Write the material out again exactly.
·····
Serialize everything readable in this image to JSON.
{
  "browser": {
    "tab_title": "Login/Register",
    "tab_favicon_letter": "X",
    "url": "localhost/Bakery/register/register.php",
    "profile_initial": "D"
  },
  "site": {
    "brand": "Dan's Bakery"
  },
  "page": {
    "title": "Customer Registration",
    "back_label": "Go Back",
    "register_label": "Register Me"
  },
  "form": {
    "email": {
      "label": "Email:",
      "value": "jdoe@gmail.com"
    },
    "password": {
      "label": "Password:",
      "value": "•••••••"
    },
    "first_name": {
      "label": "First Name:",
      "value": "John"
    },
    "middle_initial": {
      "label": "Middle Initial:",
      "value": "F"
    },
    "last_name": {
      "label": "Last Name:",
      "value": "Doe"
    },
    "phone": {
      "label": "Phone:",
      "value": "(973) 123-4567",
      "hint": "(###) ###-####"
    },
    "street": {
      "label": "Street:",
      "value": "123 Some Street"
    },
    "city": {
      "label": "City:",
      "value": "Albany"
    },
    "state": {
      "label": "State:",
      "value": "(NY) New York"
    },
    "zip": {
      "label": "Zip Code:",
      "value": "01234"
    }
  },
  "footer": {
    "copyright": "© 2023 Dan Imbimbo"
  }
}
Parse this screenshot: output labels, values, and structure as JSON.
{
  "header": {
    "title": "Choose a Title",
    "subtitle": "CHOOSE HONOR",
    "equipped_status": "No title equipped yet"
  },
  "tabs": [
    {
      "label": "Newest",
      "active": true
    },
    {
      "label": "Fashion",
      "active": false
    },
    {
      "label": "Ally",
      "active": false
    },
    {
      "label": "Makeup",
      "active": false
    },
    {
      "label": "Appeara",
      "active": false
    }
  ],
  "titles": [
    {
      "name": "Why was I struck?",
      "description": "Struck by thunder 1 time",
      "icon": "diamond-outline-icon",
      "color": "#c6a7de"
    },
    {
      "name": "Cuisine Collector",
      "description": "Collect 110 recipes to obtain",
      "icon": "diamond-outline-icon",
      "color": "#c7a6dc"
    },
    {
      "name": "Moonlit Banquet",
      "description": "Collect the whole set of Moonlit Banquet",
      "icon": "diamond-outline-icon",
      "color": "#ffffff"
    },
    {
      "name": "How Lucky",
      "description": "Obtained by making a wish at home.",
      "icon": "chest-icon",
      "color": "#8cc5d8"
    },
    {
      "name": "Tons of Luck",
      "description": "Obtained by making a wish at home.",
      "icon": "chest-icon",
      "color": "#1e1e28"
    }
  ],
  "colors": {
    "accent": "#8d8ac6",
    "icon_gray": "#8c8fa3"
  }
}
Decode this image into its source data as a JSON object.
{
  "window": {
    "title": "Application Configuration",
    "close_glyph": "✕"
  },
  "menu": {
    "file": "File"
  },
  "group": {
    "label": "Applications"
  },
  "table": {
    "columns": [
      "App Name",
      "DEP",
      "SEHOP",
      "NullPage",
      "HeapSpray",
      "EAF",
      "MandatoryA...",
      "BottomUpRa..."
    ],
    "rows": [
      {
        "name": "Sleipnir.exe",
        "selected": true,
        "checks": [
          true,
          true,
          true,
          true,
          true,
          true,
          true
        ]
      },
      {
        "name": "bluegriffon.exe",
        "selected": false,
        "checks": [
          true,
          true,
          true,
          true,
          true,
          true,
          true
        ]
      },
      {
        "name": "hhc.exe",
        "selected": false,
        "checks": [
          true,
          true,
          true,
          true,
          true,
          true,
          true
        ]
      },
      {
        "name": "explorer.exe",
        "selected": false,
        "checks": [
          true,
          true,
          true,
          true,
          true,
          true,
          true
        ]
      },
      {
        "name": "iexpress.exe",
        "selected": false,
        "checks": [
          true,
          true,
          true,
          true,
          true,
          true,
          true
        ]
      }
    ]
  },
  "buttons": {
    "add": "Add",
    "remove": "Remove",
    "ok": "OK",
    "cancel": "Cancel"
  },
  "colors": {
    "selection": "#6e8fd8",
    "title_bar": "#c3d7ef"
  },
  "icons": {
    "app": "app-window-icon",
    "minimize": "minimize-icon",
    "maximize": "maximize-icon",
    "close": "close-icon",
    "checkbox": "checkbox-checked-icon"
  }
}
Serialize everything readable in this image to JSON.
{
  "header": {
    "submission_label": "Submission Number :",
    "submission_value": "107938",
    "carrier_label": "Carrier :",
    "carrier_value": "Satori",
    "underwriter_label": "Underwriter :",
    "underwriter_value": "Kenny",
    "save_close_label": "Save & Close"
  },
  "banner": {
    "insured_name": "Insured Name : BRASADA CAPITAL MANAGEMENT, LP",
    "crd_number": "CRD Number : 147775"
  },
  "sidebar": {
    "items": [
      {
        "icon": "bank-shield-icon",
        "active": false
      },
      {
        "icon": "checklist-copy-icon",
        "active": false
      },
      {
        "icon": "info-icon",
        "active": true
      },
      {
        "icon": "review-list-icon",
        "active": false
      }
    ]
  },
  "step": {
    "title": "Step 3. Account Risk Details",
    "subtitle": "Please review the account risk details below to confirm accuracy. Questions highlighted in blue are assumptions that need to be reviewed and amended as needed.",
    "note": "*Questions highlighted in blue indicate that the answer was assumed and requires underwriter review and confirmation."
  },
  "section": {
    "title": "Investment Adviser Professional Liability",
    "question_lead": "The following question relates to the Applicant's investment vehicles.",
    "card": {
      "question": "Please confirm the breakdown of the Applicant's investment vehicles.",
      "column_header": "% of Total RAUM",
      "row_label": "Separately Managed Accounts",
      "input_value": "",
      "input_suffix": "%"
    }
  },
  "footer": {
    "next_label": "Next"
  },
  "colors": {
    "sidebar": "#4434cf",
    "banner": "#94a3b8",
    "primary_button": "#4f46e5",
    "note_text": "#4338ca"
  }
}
·····
Output for this exercise ::
Serialize everything readable in this image to JSON.
{
  "browser": {
    "tab_title": "Login/Register",
    "tab_favicon_letter": "X",
    "url": "localhost/Bakery/register/register.php",
    "profile_initial": "D"
  },
  "site": {
    "brand": "Dan's Bakery"
  },
  "page": {
    "title": "Customer Registration",
    "back_label": "Go Back",
    "register_label": "Register Me"
  },
  "form": {
    "email": {
      "label": "Email:",
      "value": "jdoe@gmail.com"
    },
    "password": {
      "label": "Password:",
      "value": "•••••••"
    },
    "first_name": {
      "label": "First Name:",
      "value": "John"
    },
    "middle_initial": {
      "label": "Middle Initial:",
      "value": "F"
    },
    "last_name": {
      "label": "Last Name:",
      "value": "Doe"
    },
    "phone": {
      "label": "Phone:",
      "value": "(973) 123-4567",
      "hint": "(###) ###-####"
    },
    "street": {
      "label": "Street:",
      "value": "123 Some Street"
    },
    "city": {
      "label": "City:",
      "value": "Albany"
    },
    "state": {
      "label": "State:",
      "value": "(NY) New York"
    },
    "zip": {
      "label": "Zip Code:",
      "value": "01234"
    }
  },
  "footer": {
    "copyright": "© 2023 Dan Imbimbo"
  }
}
Parse this screenshot: output labels, values, and structure as JSON.
{
  "header": {
    "title": "Choose a Title",
    "subtitle": "CHOOSE HONOR",
    "equipped_status": "No title equipped yet"
  },
  "tabs": [
    {
      "label": "Newest",
      "active": true
    },
    {
      "label": "Fashion",
      "active": false
    },
    {
      "label": "Ally",
      "active": false
    },
    {
      "label": "Makeup",
      "active": false
    },
    {
      "label": "Appeara",
      "active": false
    }
  ],
  "titles": [
    {
      "name": "Why was I struck?",
      "description": "Struck by thunder 1 time",
      "icon": "diamond-outline-icon",
      "color": "#c6a7de"
    },
    {
      "name": "Cuisine Collector",
      "description": "Collect 110 recipes to obtain",
      "icon": "diamond-outline-icon",
      "color": "#c7a6dc"
    },
    {
      "name": "Moonlit Banquet",
      "description": "Collect the whole set of Moonlit Banquet",
      "icon": "diamond-outline-icon",
      "color": "#ffffff"
    },
    {
      "name": "How Lucky",
      "description": "Obtained by making a wish at home.",
      "icon": "chest-icon",
      "color": "#8cc5d8"
    },
    {
      "name": "Tons of Luck",
      "description": "Obtained by making a wish at home.",
      "icon": "chest-icon",
      "color": "#1e1e28"
    }
  ],
  "colors": {
    "accent": "#8d8ac6",
    "icon_gray": "#8c8fa3"
  }
}
Decode this image into its source data as a JSON object.
{
  "window": {
    "title": "Application Configuration",
    "close_glyph": "✕"
  },
  "menu": {
    "file": "File"
  },
  "group": {
    "label": "Applications"
  },
  "table": {
    "columns": [
      "App Name",
      "DEP",
      "SEHOP",
      "NullPage",
      "HeapSpray",
      "EAF",
      "MandatoryA...",
      "BottomUpRa..."
    ],
    "rows": [
      {
        "name": "Sleipnir.exe",
        "selected": true,
        "checks": [
          true,
          true,
          true,
          true,
          true,
          true,
          true
        ]
      },
      {
        "name": "bluegriffon.exe",
        "selected": false,
        "checks": [
          true,
          true,
          true,
          true,
          true,
          true,
          true
        ]
      },
      {
        "name": "hhc.exe",
        "selected": false,
        "checks": [
          true,
          true,
          true,
          true,
          true,
          true,
          true
        ]
      },
      {
        "name": "explorer.exe",
        "selected": false,
        "checks": [
          true,
          true,
          true,
          true,
          true,
          true,
          true
        ]
      },
      {
        "name": "iexpress.exe",
        "selected": false,
        "checks": [
          true,
          true,
          true,
          true,
          true,
          true,
          true
        ]
      }
    ]
  },
  "buttons": {
    "add": "Add",
    "remove": "Remove",
    "ok": "OK",
    "cancel": "Cancel"
  },
  "colors": {
    "selection": "#6e8fd8",
    "title_bar": "#c3d7ef"
  },
  "icons": {
    "app": "app-window-icon",
    "minimize": "minimize-icon",
    "maximize": "maximize-icon",
    "close": "close-icon",
    "checkbox": "checkbox-checked-icon"
  }
}
Serialize everything readable in this image to JSON.
{
  "header": {
    "submission_label": "Submission Number :",
    "submission_value": "107938",
    "carrier_label": "Carrier :",
    "carrier_value": "Satori",
    "underwriter_label": "Underwriter :",
    "underwriter_value": "Kenny",
    "save_close_label": "Save & Close"
  },
  "banner": {
    "insured_name": "Insured Name : BRASADA CAPITAL MANAGEMENT, LP",
    "crd_number": "CRD Number : 147775"
  },
  "sidebar": {
    "items": [
      {
        "icon": "bank-shield-icon",
        "active": false
      },
      {
        "icon": "checklist-copy-icon",
        "active": false
      },
      {
        "icon": "info-icon",
        "active": true
      },
      {
        "icon": "review-list-icon",
        "active": false
      }
    ]
  },
  "step": {
    "title": "Step 3. Account Risk Details",
    "subtitle": "Please review the account risk details below to confirm accuracy. Questions highlighted in blue are assumptions that need to be reviewed and amended as needed.",
    "note": "*Questions highlighted in blue indicate that the answer was assumed and requires underwriter review and confirmation."
  },
  "section": {
    "title": "Investment Adviser Professional Liability",
    "question_lead": "The following question relates to the Applicant's investment vehicles.",
    "card": {
      "question": "Please confirm the breakdown of the Applicant's investment vehicles.",
      "column_header": "% of Total RAUM",
      "row_label": "Separately Managed Accounts",
      "input_value": "",
      "input_suffix": "%"
    }
  },
  "footer": {
    "next_label": "Next"
  },
  "colors": {
    "sidebar": "#4434cf",
    "banner": "#94a3b8",
    "primary_button": "#4f46e5",
    "note_text": "#4338ca"
  }
}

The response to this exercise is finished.